_WRITTEN EXERCISE_. List, from the lines below, each one with "marker" in it.

::: THE INPUT :::

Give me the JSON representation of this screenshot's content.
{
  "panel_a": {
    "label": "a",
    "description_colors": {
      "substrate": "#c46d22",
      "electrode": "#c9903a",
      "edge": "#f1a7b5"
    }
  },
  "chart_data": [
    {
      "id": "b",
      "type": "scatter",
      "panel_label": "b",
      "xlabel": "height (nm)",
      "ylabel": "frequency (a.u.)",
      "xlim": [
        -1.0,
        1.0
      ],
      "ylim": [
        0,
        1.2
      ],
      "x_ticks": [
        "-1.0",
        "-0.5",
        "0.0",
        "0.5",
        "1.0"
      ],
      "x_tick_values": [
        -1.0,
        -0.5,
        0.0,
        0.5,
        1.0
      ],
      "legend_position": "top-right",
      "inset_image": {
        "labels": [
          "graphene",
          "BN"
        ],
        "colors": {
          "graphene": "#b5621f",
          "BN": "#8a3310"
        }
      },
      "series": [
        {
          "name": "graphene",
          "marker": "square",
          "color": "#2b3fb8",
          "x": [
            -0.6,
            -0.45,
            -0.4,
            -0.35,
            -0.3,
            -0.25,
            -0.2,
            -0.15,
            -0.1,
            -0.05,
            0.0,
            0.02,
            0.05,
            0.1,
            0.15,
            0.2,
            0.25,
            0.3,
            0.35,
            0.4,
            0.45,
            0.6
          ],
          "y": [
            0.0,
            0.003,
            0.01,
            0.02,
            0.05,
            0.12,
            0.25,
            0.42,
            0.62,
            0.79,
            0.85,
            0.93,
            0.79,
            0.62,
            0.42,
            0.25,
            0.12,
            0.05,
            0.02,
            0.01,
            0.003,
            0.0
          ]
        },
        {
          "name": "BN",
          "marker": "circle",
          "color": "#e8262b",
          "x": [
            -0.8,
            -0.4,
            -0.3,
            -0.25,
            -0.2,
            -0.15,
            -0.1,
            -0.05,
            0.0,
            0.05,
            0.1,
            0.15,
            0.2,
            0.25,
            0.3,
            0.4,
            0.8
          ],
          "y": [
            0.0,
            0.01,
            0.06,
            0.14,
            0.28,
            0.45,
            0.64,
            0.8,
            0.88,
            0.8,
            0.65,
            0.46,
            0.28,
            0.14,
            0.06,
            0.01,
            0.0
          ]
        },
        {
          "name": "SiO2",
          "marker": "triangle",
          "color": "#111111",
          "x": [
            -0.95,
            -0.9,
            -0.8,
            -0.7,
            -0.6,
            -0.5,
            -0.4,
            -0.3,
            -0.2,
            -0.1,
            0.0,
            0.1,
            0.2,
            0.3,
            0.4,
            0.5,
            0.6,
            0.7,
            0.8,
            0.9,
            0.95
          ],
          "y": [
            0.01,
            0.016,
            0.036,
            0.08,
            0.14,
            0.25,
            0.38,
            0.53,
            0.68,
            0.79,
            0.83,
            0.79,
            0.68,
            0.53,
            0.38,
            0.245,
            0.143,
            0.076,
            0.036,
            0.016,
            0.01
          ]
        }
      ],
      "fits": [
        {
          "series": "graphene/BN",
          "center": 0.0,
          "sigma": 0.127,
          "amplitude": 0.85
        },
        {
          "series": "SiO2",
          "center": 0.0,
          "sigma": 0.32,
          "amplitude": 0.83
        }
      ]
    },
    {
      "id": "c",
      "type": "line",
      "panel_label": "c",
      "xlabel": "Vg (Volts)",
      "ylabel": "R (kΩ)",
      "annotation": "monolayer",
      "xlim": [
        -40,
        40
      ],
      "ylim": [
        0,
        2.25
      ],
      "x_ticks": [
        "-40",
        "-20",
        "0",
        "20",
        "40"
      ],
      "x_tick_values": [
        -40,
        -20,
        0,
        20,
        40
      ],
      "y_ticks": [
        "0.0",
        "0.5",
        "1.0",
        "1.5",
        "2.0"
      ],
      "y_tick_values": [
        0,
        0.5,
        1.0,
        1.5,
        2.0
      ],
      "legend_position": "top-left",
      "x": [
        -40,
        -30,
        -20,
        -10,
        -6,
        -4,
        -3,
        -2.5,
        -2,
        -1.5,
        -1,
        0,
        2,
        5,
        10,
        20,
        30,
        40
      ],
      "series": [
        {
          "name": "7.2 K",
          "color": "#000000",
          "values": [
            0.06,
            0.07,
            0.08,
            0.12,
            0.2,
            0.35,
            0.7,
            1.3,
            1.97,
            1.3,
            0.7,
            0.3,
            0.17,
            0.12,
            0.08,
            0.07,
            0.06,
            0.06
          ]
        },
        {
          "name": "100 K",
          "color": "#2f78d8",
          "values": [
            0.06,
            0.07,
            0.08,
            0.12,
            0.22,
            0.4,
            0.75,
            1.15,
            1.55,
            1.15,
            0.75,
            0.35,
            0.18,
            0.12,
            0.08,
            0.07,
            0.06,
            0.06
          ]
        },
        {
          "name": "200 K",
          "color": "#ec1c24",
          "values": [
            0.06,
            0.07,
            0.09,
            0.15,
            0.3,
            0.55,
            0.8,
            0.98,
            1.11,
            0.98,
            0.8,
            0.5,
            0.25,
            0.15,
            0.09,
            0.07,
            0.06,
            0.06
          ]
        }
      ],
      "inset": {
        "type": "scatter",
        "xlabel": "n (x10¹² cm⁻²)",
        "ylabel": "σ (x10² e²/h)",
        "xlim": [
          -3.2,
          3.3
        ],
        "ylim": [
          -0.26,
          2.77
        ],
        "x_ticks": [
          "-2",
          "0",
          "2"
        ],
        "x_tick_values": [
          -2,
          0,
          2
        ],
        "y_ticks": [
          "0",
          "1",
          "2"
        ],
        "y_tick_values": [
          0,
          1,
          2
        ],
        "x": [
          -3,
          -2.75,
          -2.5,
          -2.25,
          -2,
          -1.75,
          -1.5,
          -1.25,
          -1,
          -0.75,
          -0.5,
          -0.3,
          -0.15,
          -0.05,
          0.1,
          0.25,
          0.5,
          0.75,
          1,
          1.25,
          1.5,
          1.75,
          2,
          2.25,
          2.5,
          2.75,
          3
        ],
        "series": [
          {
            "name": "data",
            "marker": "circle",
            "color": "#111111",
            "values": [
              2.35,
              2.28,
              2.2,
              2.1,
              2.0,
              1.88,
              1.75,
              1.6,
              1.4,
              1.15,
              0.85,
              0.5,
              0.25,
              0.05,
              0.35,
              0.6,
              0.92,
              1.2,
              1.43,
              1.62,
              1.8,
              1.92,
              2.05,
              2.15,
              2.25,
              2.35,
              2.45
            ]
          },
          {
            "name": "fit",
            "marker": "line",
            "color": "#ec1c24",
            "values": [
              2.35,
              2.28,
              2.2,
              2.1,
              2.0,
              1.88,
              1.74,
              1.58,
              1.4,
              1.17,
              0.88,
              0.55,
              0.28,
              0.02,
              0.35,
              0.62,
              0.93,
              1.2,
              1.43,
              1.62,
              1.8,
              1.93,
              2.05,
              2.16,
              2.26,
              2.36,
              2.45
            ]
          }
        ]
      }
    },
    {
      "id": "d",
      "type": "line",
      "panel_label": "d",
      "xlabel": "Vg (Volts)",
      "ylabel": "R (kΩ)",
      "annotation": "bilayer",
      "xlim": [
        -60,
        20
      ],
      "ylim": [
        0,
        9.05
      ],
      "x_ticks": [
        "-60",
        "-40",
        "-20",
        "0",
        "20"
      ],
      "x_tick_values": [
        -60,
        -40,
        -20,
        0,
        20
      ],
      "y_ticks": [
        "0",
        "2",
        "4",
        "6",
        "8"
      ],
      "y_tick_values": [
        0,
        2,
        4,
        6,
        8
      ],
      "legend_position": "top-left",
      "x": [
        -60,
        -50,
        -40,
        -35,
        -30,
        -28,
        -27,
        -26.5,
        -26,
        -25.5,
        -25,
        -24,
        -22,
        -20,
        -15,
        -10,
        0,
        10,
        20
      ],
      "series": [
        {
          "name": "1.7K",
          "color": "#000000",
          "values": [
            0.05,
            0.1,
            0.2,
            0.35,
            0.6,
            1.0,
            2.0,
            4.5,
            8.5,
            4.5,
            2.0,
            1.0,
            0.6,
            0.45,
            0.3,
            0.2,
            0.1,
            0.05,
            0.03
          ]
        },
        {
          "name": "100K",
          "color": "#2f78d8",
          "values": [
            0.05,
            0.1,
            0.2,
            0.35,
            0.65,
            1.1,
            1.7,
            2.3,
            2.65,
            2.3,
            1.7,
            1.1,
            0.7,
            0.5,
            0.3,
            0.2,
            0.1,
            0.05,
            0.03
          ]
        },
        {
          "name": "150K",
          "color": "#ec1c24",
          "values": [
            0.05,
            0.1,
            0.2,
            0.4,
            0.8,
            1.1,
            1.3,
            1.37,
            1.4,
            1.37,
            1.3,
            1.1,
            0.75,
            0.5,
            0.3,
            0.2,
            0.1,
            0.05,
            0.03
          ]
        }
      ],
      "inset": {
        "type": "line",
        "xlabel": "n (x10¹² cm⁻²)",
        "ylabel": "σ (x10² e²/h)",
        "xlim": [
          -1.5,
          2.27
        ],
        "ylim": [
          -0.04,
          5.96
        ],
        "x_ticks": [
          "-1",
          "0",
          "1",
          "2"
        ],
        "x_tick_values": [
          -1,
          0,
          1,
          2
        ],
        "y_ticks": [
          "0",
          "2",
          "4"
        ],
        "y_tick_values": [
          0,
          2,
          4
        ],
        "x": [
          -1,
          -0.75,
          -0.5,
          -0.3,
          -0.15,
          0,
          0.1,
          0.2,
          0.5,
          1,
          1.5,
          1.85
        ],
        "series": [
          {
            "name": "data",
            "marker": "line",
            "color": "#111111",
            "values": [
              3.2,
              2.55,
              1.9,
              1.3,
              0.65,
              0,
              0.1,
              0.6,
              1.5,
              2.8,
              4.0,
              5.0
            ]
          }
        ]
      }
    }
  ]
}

:::

_CORRECT RESULT_.
          "marker": "square",
          "marker": "circle",
          "marker": "triangle",
            "marker": "circle",
            "marker": "line",
            "marker": "line",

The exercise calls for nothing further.